▶ [Description of the task]:
Give the number of lines in the listing that hold the word "panel". Write nothing but that number.

▶ [Recorded data]:
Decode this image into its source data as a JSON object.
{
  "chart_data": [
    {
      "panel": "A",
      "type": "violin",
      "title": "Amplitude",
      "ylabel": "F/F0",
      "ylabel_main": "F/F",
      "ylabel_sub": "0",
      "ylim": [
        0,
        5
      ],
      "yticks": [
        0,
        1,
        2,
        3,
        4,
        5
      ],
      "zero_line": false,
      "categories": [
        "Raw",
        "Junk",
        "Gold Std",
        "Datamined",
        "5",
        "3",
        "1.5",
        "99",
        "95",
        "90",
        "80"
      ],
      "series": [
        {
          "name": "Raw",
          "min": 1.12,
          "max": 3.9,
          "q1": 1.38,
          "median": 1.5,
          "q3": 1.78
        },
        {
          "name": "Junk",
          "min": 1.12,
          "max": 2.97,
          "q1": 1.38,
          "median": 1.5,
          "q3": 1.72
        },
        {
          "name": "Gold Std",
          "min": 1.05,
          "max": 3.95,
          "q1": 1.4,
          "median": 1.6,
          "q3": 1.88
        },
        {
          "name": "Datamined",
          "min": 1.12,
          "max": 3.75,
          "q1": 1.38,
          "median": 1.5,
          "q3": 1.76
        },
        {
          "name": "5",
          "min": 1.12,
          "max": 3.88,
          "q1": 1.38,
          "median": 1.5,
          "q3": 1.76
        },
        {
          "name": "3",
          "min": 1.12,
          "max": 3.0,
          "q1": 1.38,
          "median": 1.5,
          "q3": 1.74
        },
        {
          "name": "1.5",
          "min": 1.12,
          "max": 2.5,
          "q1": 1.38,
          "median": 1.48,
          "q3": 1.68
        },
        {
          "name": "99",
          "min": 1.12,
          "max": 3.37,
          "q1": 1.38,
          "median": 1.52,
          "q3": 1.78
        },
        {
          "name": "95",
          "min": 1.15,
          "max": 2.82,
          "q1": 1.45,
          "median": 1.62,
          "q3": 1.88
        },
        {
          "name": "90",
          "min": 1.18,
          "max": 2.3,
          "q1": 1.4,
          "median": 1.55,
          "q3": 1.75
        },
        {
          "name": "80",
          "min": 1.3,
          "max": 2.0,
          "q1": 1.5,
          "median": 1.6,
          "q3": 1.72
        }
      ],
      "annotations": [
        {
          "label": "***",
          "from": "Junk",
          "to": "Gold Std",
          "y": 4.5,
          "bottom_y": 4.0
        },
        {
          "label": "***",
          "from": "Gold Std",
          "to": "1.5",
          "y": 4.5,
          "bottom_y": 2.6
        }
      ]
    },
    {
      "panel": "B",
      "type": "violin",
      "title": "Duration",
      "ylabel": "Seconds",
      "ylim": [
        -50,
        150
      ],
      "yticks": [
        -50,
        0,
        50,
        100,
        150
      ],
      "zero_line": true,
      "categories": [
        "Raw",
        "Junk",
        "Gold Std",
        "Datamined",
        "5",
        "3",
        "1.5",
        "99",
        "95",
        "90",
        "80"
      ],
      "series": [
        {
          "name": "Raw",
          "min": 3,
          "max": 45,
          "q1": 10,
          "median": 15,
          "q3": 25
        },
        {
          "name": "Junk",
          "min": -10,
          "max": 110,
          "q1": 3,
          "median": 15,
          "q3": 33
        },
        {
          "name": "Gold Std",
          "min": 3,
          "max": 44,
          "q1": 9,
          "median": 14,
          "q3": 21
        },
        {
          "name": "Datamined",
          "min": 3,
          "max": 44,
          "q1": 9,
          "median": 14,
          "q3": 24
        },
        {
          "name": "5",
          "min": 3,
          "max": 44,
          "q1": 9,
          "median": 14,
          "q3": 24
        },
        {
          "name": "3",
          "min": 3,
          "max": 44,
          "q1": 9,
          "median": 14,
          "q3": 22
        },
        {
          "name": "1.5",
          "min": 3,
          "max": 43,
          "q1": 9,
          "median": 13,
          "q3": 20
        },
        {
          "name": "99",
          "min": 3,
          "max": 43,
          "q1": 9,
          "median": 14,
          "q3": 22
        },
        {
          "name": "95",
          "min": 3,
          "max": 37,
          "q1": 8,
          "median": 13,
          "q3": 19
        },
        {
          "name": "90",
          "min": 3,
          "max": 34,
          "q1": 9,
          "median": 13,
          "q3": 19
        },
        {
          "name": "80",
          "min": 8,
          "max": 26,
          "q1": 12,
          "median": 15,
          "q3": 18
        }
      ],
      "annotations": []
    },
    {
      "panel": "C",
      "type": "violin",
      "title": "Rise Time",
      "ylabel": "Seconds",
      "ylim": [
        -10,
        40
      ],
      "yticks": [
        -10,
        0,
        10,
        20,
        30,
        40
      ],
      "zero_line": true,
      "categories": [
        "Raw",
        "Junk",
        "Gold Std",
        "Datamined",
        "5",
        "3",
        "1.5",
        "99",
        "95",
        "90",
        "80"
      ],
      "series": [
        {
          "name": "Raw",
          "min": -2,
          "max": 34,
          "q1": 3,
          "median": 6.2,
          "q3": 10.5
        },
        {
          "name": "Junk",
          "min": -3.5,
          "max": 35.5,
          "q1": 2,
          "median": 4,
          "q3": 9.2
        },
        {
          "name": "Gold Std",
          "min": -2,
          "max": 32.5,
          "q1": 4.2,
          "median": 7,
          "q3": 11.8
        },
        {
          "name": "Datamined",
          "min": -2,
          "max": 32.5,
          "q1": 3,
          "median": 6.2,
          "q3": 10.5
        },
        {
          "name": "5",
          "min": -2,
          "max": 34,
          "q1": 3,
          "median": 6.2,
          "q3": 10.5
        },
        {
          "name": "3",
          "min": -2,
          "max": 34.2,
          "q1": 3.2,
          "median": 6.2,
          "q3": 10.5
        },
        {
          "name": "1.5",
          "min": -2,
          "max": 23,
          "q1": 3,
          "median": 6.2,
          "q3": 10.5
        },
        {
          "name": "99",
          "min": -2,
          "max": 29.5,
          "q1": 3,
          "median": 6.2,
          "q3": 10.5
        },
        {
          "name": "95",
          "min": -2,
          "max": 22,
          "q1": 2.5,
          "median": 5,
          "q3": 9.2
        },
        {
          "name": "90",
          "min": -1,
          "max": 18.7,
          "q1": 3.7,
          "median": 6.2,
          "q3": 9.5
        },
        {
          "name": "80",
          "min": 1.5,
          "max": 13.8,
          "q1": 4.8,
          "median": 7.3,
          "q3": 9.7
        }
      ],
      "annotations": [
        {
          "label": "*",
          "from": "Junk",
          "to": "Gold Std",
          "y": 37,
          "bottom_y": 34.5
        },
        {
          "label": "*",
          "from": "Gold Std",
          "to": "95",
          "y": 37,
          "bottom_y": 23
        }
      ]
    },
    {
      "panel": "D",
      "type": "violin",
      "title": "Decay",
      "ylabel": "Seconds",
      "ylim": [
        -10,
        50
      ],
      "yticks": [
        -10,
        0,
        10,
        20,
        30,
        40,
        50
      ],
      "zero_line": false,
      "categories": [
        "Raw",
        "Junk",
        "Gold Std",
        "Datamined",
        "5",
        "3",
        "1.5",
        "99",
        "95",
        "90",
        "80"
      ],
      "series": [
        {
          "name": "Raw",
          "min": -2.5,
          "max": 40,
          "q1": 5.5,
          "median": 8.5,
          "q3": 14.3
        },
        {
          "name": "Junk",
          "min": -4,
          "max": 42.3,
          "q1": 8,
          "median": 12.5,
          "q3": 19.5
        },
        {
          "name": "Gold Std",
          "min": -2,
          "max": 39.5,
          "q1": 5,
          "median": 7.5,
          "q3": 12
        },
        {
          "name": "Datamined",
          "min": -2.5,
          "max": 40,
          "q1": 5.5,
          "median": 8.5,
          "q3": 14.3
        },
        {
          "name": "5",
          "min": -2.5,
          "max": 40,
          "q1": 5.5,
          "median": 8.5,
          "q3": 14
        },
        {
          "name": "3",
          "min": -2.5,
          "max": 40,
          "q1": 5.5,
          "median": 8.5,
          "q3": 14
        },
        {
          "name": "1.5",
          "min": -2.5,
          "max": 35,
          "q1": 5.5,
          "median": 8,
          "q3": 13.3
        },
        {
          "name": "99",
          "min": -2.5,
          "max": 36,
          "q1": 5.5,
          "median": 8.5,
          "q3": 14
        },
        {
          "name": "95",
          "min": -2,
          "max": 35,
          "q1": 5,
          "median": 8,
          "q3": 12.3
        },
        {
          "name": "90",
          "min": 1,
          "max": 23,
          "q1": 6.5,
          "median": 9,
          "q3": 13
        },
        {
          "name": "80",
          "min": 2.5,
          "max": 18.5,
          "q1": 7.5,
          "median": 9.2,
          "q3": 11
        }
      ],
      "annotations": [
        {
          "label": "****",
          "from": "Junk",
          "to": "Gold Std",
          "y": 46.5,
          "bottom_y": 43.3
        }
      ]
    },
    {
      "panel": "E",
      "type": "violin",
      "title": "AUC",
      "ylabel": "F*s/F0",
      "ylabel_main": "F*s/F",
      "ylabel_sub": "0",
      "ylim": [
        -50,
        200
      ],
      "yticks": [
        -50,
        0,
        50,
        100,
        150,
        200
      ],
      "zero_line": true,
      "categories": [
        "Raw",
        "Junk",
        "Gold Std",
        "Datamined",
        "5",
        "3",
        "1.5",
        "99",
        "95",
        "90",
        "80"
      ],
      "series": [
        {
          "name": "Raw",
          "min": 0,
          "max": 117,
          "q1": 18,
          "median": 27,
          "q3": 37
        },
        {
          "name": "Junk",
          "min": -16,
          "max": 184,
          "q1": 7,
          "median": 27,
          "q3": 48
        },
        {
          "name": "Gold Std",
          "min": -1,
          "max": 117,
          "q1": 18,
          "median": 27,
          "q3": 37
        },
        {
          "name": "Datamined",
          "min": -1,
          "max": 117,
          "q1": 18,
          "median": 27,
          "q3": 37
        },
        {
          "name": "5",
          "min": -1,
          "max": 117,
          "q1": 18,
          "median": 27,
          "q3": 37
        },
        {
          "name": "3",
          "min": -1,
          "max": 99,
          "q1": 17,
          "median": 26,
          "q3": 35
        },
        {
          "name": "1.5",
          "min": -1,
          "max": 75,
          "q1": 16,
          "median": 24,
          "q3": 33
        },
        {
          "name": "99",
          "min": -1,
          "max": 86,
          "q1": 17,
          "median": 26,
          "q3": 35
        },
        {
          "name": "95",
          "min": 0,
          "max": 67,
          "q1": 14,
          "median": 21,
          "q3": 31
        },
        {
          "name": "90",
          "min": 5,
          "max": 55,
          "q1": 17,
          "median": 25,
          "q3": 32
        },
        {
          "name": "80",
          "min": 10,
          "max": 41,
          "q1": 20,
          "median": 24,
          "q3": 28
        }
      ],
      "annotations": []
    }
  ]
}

▶ [Solved problem]:
5